##### Supplied material #####

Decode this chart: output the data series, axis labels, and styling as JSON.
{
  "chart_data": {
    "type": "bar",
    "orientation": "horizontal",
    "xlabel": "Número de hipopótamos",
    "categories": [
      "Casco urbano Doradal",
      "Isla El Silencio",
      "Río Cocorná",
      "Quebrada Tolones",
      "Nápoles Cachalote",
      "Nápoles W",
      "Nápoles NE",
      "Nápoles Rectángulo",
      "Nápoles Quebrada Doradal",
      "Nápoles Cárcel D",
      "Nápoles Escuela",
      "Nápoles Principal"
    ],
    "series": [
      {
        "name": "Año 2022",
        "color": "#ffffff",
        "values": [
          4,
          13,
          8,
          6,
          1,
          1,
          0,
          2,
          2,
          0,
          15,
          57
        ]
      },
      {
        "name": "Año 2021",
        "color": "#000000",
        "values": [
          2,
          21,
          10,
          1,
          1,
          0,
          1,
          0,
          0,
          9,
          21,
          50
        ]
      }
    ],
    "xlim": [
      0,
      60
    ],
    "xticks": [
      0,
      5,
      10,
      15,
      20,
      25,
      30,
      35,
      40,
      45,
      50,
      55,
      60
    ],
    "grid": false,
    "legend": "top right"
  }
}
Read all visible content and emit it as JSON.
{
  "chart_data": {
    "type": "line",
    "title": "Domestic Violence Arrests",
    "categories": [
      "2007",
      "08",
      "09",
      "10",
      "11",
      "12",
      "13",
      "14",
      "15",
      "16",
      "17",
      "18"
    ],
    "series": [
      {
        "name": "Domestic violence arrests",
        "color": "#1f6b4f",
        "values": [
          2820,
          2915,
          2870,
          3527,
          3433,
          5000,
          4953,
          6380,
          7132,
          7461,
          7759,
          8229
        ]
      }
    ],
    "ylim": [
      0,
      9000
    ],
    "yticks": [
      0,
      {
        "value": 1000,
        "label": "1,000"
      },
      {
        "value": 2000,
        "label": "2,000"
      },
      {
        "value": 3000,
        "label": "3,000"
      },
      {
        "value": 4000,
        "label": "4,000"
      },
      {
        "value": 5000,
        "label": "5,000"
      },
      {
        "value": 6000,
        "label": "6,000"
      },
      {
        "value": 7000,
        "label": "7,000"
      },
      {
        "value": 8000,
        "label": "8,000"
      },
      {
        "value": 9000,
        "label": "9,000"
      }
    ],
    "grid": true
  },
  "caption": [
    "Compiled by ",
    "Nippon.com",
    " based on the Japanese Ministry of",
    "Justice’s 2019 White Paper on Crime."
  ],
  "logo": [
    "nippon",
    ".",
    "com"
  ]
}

#####

Please reproduce every line of the material word for word.

▶ _Output_:
Decode this chart: output the data series, axis labels, and styling as JSON.
{
  "chart_data": {
    "type": "bar",
    "orientation": "horizontal",
    "xlabel": "Número de hipopótamos",
    "categories": [
      "Casco urbano Doradal",
      "Isla El Silencio",
      "Río Cocorná",
      "Quebrada Tolones",
      "Nápoles Cachalote",
      "Nápoles W",
      "Nápoles NE",
      "Nápoles Rectángulo",
      "Nápoles Quebrada Doradal",
      "Nápoles Cárcel D",
      "Nápoles Escuela",
      "Nápoles Principal"
    ],
    "series": [
      {
        "name": "Año 2022",
        "color": "#ffffff",
        "values": [
          4,
          13,
          8,
          6,
          1,
          1,
          0,
          2,
          2,
          0,
          15,
          57
        ]
      },
      {
        "name": "Año 2021",
        "color": "#000000",
        "values": [
          2,
          21,
          10,
          1,
          1,
          0,
          1,
          0,
          0,
          9,
          21,
          50
        ]
      }
    ],
    "xlim": [
      0,
      60
    ],
    "xticks": [
      0,
      5,
      10,
      15,
      20,
      25,
      30,
      35,
      40,
      45,
      50,
      55,
      60
    ],
    "grid": false,
    "legend": "top right"
  }
}
Read all visible content and emit it as JSON.
{
  "chart_data": {
    "type": "line",
    "title": "Domestic Violence Arrests",
    "categories": [
      "2007",
      "08",
      "09",
      "10",
      "11",
      "12",
      "13",
      "14",
      "15",
      "16",
      "17",
      "18"
    ],
    "series": [
      {
        "name": "Domestic violence arrests",
        "color": "#1f6b4f",
        "values": [
          2820,
          2915,
          2870,
          3527,
          3433,
          5000,
          4953,
          6380,
          7132,
          7461,
          7759,
          8229
        ]
      }
    ],
    "ylim": [
      0,
      9000
    ],
    "yticks": [
      0,
      {
        "value": 1000,
        "label": "1,000"
      },
      {
        "value": 2000,
        "label": "2,000"
      },
      {
        "value": 3000,
        "label": "3,000"
      },
      {
        "value": 4000,
        "label": "4,000"
      },
      {
        "value": 5000,
        "label": "5,000"
      },
      {
        "value": 6000,
        "label": "6,000"
      },
      {
        "value": 7000,
        "label": "7,000"
      },
      {
        "value": 8000,
        "label": "8,000"
      },
      {
        "value": 9000,
        "label": "9,000"
      }
    ],
    "grid": true
  },
  "caption": [
    "Compiled by ",
    "Nippon.com",
    " based on the Japanese Ministry of",
    "Justice’s 2019 White Paper on Crime."
  ],
  "logo": [
    "nippon",
    ".",
    "com"
  ]
}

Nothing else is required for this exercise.